• _Stated problem_: Leave out the images; return the rest of the data exactly.

• _Provided information_:
==========
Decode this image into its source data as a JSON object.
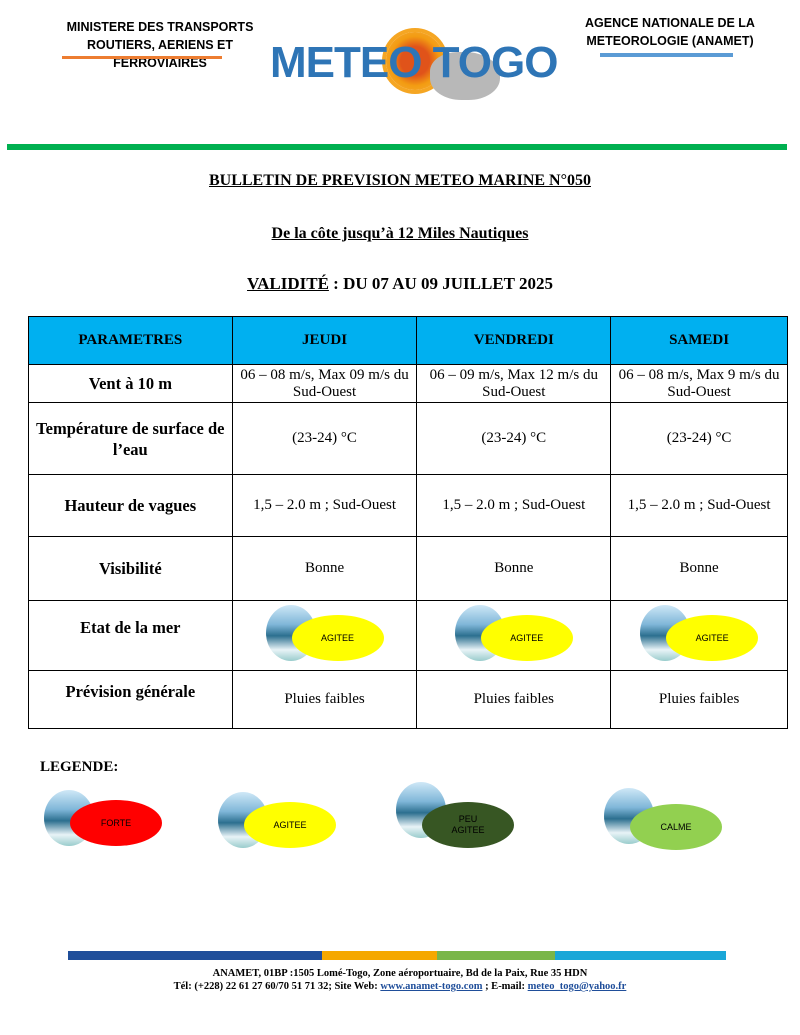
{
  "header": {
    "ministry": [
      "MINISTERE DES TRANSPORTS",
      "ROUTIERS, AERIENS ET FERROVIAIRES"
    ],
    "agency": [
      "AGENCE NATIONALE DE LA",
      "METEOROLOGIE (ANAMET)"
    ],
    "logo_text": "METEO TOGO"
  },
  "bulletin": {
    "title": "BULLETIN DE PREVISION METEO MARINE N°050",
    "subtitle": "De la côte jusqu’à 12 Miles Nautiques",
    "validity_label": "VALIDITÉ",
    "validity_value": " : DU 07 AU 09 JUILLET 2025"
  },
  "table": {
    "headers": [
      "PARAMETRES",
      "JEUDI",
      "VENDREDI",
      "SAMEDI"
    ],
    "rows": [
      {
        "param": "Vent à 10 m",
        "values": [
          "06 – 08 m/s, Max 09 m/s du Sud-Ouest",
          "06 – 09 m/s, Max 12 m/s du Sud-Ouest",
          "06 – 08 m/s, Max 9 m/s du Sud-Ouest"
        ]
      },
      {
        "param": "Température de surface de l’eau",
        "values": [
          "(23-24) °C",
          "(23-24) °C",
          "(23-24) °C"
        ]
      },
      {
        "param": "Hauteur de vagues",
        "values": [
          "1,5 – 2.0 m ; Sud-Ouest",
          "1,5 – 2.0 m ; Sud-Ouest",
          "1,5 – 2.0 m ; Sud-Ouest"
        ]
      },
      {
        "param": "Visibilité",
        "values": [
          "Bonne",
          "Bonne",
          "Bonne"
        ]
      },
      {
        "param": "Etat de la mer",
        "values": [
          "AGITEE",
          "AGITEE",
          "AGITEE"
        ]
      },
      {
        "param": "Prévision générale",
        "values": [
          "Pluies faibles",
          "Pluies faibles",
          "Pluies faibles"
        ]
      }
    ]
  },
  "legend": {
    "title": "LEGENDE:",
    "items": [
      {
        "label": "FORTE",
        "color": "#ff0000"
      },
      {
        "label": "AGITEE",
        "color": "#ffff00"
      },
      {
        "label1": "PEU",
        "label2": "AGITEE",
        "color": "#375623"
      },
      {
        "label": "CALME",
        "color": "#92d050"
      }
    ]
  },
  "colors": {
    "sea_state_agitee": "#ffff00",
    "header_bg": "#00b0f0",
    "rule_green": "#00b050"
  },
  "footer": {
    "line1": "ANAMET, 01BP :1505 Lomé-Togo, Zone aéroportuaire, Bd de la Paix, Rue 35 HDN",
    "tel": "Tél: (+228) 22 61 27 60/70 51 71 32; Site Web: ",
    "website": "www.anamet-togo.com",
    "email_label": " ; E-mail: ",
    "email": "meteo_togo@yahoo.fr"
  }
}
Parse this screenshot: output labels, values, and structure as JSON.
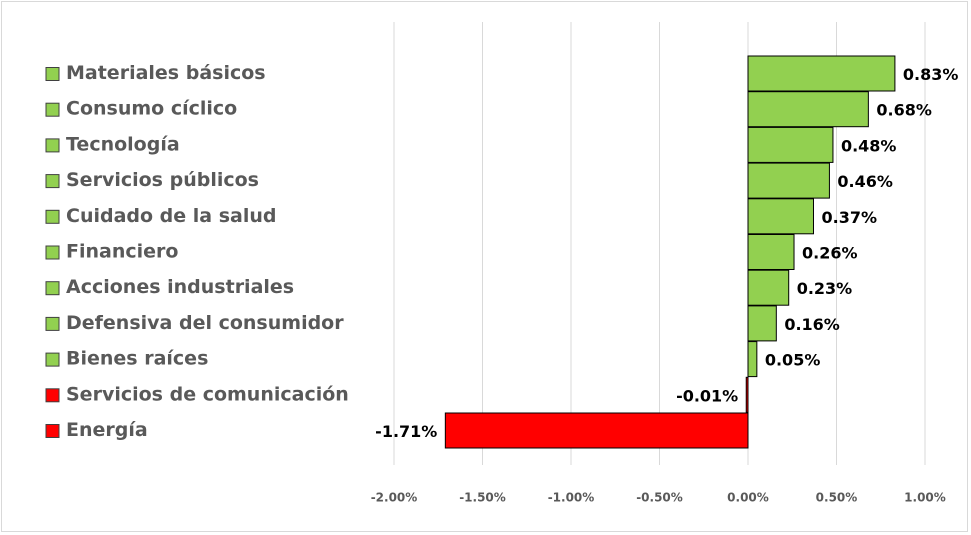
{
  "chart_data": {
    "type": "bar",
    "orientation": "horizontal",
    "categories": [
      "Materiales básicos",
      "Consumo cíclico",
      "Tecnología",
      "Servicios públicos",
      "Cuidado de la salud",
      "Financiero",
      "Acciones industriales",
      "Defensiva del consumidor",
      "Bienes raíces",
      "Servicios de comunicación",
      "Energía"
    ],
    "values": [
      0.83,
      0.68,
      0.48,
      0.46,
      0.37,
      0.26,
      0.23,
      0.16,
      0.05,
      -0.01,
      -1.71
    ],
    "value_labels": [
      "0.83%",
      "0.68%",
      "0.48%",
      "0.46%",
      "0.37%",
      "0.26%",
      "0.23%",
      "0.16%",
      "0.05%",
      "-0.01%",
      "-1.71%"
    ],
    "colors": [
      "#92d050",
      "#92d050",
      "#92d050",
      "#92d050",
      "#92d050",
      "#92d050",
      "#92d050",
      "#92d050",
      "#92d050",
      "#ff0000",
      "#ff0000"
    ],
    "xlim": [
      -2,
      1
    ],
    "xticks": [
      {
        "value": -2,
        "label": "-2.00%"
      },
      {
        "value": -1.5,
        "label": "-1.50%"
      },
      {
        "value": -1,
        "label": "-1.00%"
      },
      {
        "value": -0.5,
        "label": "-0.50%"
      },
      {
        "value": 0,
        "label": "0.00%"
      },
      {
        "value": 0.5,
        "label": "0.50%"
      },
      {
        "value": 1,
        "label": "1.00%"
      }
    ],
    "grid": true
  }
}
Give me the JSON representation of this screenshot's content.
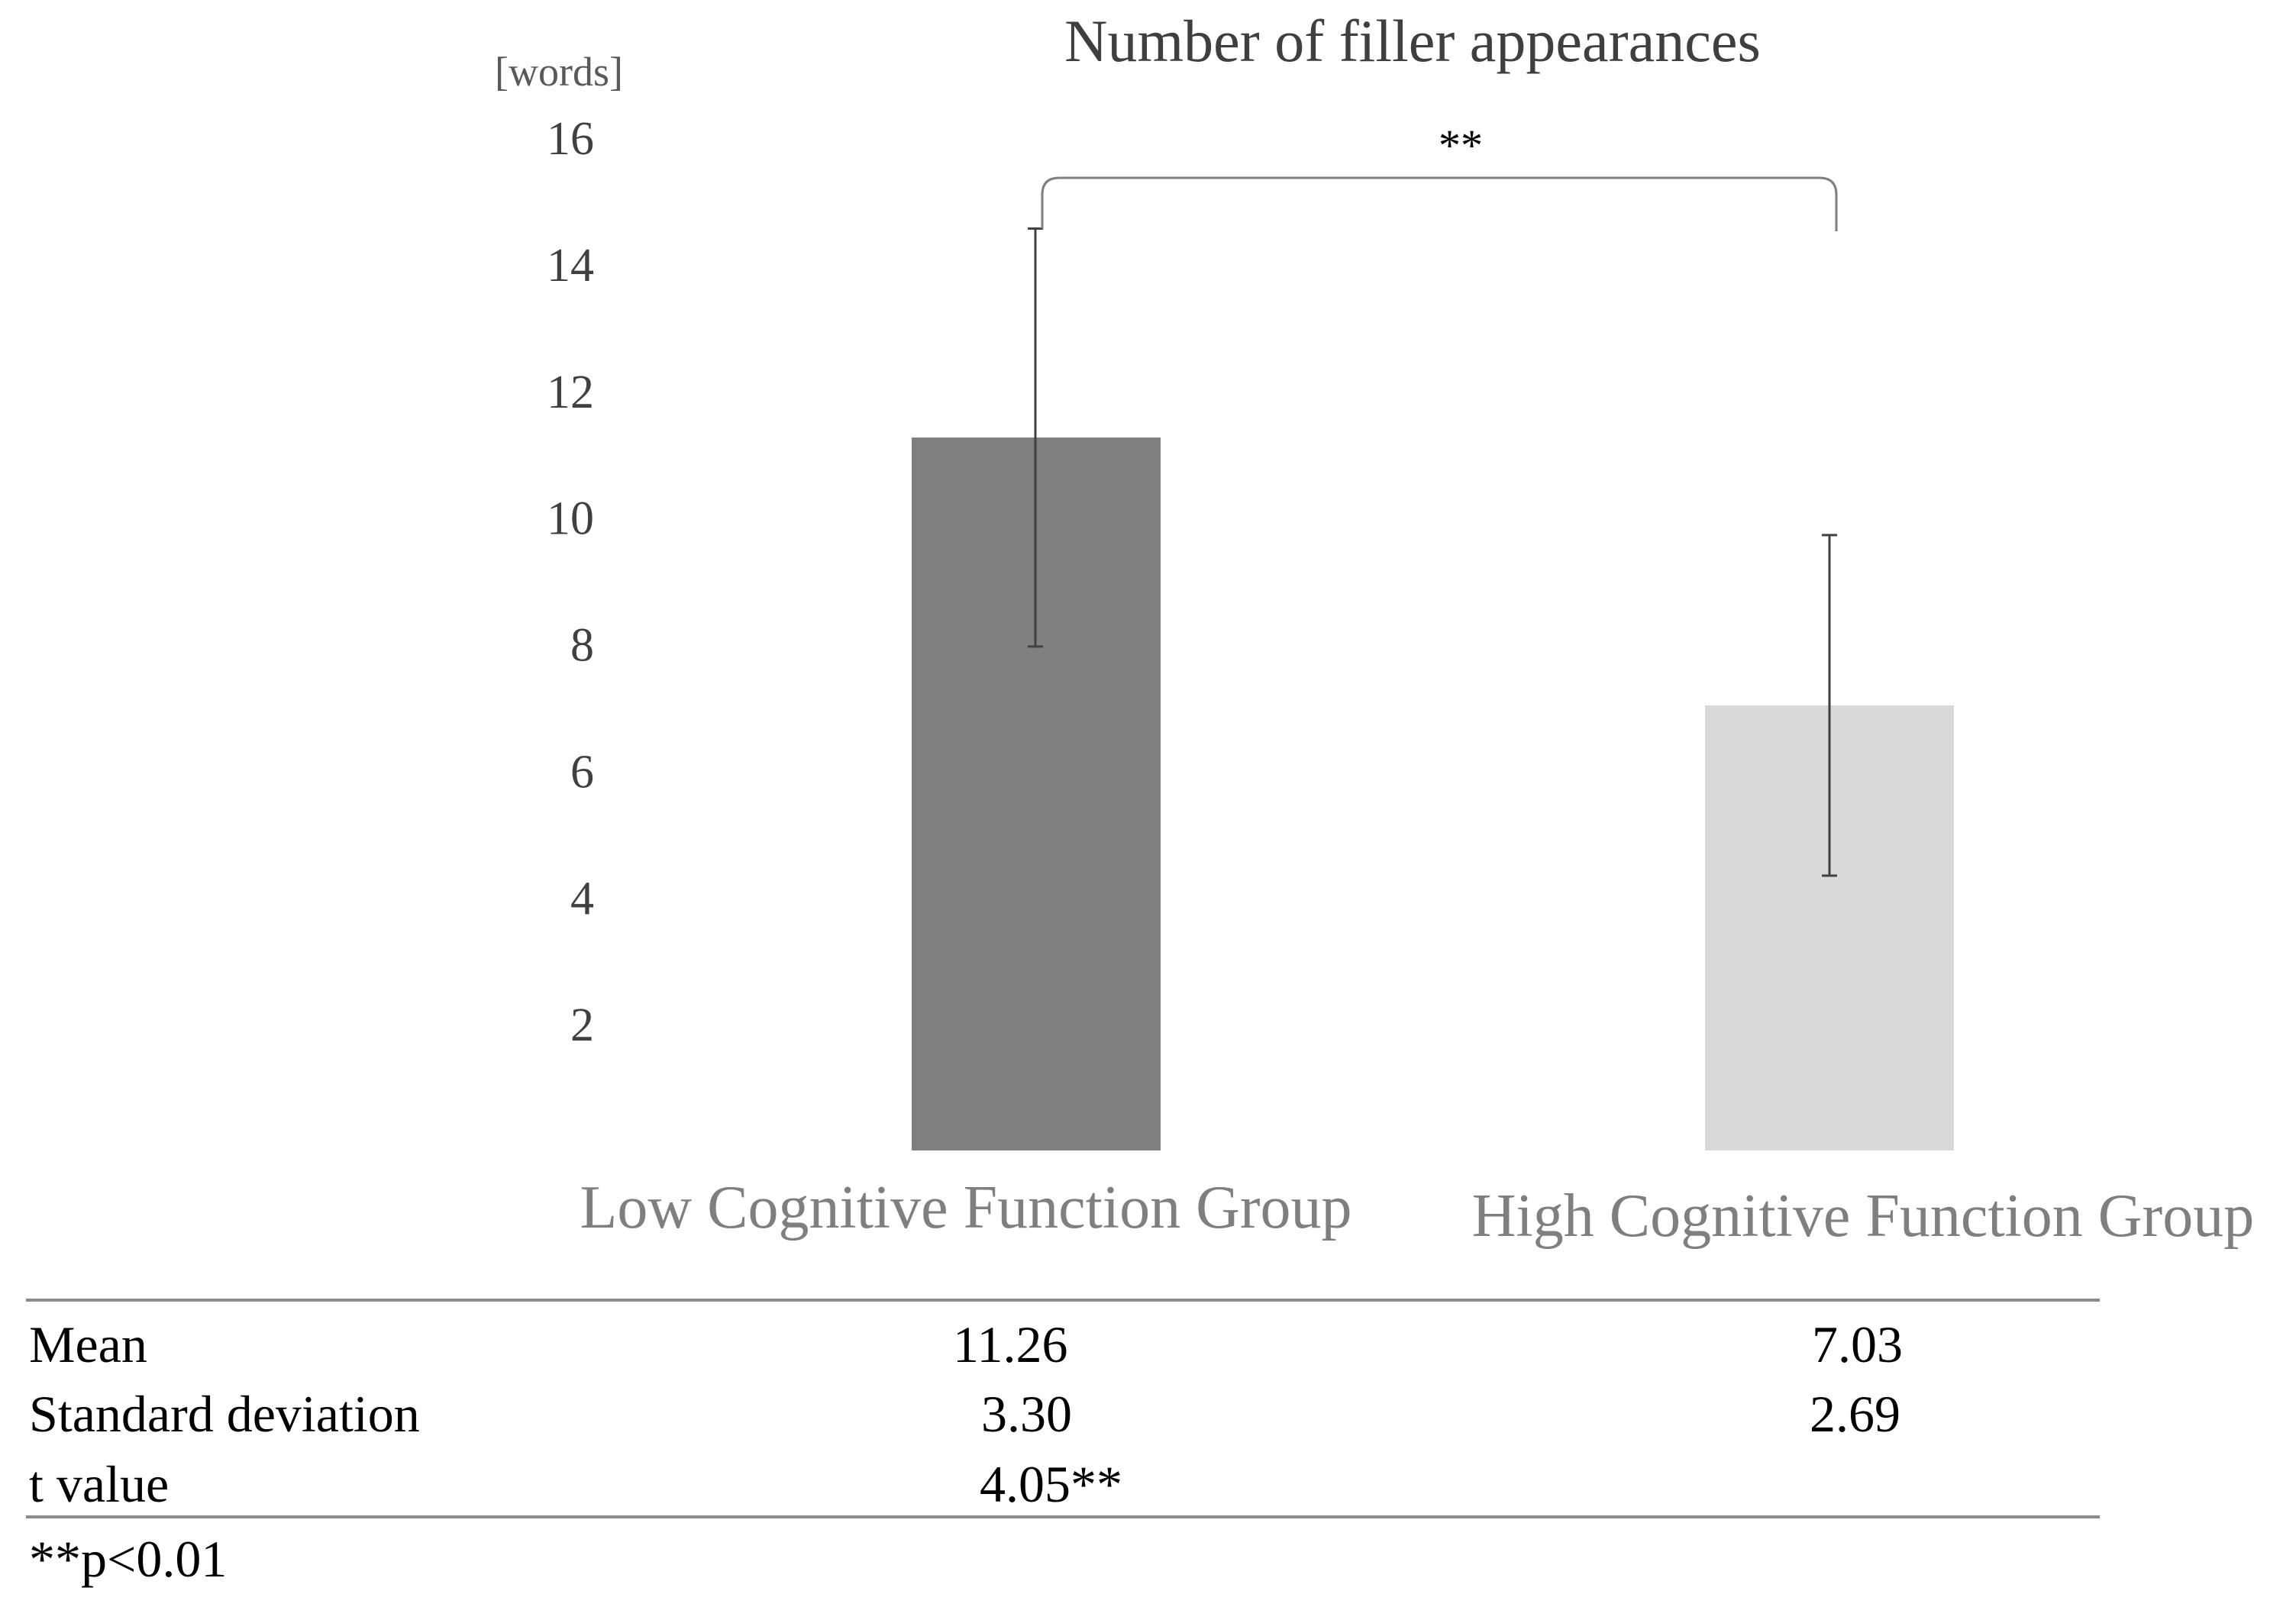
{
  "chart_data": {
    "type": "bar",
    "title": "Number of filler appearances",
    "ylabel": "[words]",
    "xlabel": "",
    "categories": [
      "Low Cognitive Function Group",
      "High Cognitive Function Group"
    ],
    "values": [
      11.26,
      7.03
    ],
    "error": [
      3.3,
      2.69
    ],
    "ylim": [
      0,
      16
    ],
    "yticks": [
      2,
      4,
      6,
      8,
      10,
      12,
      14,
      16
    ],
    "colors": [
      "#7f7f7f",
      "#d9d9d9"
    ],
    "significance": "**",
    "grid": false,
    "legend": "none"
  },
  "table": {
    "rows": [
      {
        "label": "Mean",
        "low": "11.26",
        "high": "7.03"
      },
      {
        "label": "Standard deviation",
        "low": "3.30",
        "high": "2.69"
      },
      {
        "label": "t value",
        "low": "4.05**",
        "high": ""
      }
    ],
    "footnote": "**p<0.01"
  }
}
==========
• _Task solution_:
Decode this image into its source data as a JSON object.
{
  "header": {
    "ministry": [
      "MINISTERE DES TRANSPORTS",
      "ROUTIERS, AERIENS ET FERROVIAIRES"
    ],
    "agency": [
      "AGENCE NATIONALE DE LA",
      "METEOROLOGIE (ANAMET)"
    ],
    "logo_text": "METEO TOGO"
  },
  "bulletin": {
    "title": "BULLETIN DE PREVISION METEO MARINE N°050",
    "subtitle": "De la côte jusqu’à 12 Miles Nautiques",
    "validity_label": "VALIDITÉ",
    "validity_value": " : DU 07 AU 09 JUILLET 2025"
  },
  "table": {
    "headers": [
      "PARAMETRES",
      "JEUDI",
      "VENDREDI",
      "SAMEDI"
    ],
    "rows": [
      {
        "param": "Vent à 10 m",
        "values": [
          "06 – 08 m/s, Max 09 m/s du Sud-Ouest",
          "06 – 09 m/s, Max 12 m/s du Sud-Ouest",
          "06 – 08 m/s, Max 9 m/s du Sud-Ouest"
        ]
      },
      {
        "param": "Température de surface de l’eau",
        "values": [
          "(23-24) °C",
          "(23-24) °C",
          "(23-24) °C"
        ]
      },
      {
        "param": "Hauteur de vagues",
        "values": [
          "1,5 – 2.0 m ; Sud-Ouest",
          "1,5 – 2.0 m ; Sud-Ouest",
          "1,5 – 2.0 m ; Sud-Ouest"
        ]
      },
      {
        "param": "Visibilité",
        "values": [
          "Bonne",
          "Bonne",
          "Bonne"
        ]
      },
      {
        "param": "Etat de la mer",
        "values": [
          "AGITEE",
          "AGITEE",
          "AGITEE"
        ]
      },
      {
        "param": "Prévision générale",
        "values": [
          "Pluies faibles",
          "Pluies faibles",
          "Pluies faibles"
        ]
      }
    ]
  },
  "legend": {
    "title": "LEGENDE:",
    "items": [
      {
        "label": "FORTE",
        "color": "#ff0000"
      },
      {
        "label": "AGITEE",
        "color": "#ffff00"
      },
      {
        "label1": "PEU",
        "label2": "AGITEE",
        "color": "#375623"
      },
      {
        "label": "CALME",
        "color": "#92d050"
      }
    ]
  },
  "colors": {
    "sea_state_agitee": "#ffff00",
    "header_bg": "#00b0f0",
    "rule_green": "#00b050"
  },
  "footer": {
    "line1": "ANAMET, 01BP :1505 Lomé-Togo, Zone aéroportuaire, Bd de la Paix, Rue 35 HDN",
    "tel": "Tél: (+228) 22 61 27 60/70 51 71 32; Site Web: ",
    "website": "www.anamet-togo.com",
    "email_label": " ; E-mail: ",
    "email": "meteo_togo@yahoo.fr"
  }
}
Parse this screenshot: output labels, values, and structure as JSON.
{
  "chart_data": {
    "type": "bar",
    "orientation": "horizontal",
    "categories": [
      "Materiales básicos",
      "Consumo cíclico",
      "Tecnología",
      "Servicios públicos",
      "Cuidado de la salud",
      "Financiero",
      "Acciones industriales",
      "Defensiva del consumidor",
      "Bienes raíces",
      "Servicios de comunicación",
      "Energía"
    ],
    "values": [
      0.83,
      0.68,
      0.48,
      0.46,
      0.37,
      0.26,
      0.23,
      0.16,
      0.05,
      -0.01,
      -1.71
    ],
    "value_labels": [
      "0.83%",
      "0.68%",
      "0.48%",
      "0.46%",
      "0.37%",
      "0.26%",
      "0.23%",
      "0.16%",
      "0.05%",
      "-0.01%",
      "-1.71%"
    ],
    "colors": [
      "#92d050",
      "#92d050",
      "#92d050",
      "#92d050",
      "#92d050",
      "#92d050",
      "#92d050",
      "#92d050",
      "#92d050",
      "#ff0000",
      "#ff0000"
    ],
    "xlim": [
      -2,
      1
    ],
    "xticks": [
      {
        "value": -2,
        "label": "-2.00%"
      },
      {
        "value": -1.5,
        "label": "-1.50%"
      },
      {
        "value": -1,
        "label": "-1.00%"
      },
      {
        "value": -0.5,
        "label": "-0.50%"
      },
      {
        "value": 0,
        "label": "0.00%"
      },
      {
        "value": 0.5,
        "label": "0.50%"
      },
      {
        "value": 1,
        "label": "1.00%"
      }
    ],
    "grid": true
  }
}
Give me the JSON representation of this screenshot's content.
{
  "chart_data": {
    "type": "bar",
    "title": "Number of filler appearances",
    "ylabel": "[words]",
    "xlabel": "",
    "categories": [
      "Low Cognitive Function Group",
      "High Cognitive Function Group"
    ],
    "values": [
      11.26,
      7.03
    ],
    "error": [
      3.3,
      2.69
    ],
    "ylim": [
      0,
      16
    ],
    "yticks": [
      2,
      4,
      6,
      8,
      10,
      12,
      14,
      16
    ],
    "colors": [
      "#7f7f7f",
      "#d9d9d9"
    ],
    "significance": "**",
    "grid": false,
    "legend": "none"
  },
  "table": {
    "rows": [
      {
        "label": "Mean",
        "low": "11.26",
        "high": "7.03"
      },
      {
        "label": "Standard deviation",
        "low": "3.30",
        "high": "2.69"
      },
      {
        "label": "t value",
        "low": "4.05**",
        "high": ""
      }
    ],
    "footnote": "**p<0.01"
  }
}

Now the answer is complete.